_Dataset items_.
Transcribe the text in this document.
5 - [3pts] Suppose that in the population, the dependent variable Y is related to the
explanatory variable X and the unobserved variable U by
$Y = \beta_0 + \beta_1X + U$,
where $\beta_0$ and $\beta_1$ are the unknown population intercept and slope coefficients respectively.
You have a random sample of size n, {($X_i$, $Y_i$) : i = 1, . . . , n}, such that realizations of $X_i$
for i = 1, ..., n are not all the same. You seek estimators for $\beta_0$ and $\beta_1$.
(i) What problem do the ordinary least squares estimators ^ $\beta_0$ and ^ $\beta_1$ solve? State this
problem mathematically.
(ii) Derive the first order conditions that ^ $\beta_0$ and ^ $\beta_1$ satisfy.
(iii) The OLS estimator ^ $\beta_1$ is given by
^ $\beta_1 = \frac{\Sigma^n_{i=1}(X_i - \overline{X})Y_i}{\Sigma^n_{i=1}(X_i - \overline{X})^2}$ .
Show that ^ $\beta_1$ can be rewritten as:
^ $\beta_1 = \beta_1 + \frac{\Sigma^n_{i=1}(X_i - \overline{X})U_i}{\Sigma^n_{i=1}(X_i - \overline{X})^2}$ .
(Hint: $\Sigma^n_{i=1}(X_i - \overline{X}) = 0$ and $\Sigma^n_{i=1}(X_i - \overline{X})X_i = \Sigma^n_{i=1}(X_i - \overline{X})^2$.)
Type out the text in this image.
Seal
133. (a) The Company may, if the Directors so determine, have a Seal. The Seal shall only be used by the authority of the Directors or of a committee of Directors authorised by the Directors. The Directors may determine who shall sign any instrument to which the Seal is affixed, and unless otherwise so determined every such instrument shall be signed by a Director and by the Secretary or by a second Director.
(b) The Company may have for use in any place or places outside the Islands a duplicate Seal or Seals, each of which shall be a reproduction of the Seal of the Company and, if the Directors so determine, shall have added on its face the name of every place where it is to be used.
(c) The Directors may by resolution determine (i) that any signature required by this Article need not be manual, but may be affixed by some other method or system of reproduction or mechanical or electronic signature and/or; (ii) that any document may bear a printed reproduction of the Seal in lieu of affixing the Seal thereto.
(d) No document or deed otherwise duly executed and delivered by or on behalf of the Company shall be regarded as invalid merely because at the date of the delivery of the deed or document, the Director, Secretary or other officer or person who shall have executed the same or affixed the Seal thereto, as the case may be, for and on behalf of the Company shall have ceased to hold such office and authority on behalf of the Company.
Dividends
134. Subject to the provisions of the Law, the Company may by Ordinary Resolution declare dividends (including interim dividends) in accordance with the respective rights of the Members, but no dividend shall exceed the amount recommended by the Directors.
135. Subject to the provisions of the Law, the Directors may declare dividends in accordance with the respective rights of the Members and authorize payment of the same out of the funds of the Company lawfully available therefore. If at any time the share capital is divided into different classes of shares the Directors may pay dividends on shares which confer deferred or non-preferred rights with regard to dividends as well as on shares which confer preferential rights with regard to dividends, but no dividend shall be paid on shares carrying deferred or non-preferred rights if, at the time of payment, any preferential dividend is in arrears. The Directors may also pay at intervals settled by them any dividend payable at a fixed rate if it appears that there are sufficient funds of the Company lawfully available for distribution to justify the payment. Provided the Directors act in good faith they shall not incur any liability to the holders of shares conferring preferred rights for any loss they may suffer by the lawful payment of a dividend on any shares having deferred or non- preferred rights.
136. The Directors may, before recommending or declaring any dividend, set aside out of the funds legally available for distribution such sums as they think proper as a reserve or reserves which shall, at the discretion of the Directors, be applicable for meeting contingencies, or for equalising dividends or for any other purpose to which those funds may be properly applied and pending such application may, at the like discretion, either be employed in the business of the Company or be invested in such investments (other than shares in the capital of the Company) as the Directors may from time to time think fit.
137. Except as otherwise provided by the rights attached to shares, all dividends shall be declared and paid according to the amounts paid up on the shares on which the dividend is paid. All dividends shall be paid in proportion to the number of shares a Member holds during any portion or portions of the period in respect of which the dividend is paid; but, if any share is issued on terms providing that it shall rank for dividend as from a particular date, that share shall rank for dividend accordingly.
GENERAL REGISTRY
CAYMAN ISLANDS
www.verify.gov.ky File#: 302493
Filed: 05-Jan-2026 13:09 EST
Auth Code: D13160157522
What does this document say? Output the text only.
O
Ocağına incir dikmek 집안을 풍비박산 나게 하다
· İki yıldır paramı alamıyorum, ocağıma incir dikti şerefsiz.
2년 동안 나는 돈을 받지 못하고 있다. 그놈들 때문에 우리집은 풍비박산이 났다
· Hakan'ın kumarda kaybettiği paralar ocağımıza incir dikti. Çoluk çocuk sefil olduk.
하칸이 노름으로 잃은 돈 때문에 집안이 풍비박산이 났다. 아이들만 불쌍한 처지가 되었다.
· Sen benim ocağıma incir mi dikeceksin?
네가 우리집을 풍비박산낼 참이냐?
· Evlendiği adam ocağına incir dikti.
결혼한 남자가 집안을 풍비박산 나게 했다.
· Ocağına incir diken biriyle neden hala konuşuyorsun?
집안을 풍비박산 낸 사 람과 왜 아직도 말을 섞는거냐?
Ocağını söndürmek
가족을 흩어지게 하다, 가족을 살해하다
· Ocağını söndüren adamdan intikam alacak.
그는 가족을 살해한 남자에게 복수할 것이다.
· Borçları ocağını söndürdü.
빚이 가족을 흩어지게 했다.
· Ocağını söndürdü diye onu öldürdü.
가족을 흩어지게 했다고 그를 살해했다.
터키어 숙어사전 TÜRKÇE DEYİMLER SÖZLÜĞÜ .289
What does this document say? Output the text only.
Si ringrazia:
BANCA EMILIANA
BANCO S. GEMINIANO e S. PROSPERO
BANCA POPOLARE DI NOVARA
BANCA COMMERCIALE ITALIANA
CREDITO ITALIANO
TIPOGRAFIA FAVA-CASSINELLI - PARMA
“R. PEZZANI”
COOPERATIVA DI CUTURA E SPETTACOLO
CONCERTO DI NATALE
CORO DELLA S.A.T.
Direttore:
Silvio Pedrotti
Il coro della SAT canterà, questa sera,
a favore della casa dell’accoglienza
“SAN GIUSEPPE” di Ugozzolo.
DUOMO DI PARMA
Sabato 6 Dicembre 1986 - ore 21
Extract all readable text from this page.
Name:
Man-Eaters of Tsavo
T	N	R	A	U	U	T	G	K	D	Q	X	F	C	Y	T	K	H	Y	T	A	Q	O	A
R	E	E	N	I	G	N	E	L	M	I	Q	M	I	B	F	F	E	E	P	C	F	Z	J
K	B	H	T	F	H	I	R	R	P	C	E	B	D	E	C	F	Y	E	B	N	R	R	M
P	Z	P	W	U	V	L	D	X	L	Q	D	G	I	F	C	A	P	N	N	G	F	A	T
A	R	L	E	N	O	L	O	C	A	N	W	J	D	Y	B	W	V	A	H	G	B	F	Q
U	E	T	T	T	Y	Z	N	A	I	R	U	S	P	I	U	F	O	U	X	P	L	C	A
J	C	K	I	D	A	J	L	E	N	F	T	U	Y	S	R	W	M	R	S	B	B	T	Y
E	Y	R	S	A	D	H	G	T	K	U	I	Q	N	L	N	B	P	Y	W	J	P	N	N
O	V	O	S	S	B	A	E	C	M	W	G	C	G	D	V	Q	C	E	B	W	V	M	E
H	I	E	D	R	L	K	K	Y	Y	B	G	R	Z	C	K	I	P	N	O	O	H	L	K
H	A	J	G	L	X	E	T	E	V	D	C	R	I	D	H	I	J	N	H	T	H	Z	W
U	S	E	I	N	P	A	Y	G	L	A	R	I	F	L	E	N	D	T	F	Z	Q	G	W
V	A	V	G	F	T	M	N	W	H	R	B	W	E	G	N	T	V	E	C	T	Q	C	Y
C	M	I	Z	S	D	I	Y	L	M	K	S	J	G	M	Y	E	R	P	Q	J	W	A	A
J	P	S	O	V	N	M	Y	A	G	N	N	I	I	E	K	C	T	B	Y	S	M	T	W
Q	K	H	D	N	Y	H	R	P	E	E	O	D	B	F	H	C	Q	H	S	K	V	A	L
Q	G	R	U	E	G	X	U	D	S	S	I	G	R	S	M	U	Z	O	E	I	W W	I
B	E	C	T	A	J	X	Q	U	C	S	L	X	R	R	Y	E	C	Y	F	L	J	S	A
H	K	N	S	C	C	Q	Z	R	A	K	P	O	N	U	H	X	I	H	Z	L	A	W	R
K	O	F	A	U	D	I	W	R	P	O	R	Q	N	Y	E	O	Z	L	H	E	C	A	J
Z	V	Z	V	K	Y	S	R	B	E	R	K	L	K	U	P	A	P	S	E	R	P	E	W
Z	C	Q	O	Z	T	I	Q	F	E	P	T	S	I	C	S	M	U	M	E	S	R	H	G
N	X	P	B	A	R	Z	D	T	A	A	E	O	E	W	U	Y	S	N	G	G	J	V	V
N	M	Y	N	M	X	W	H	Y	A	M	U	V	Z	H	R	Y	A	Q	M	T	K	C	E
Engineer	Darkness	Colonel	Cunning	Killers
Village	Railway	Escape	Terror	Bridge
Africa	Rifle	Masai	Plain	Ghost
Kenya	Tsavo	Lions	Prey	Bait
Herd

_Problem description_. Give the number of lines in the records above that contain the word "affixed". Reply with that number alone.

_Correct output_. 3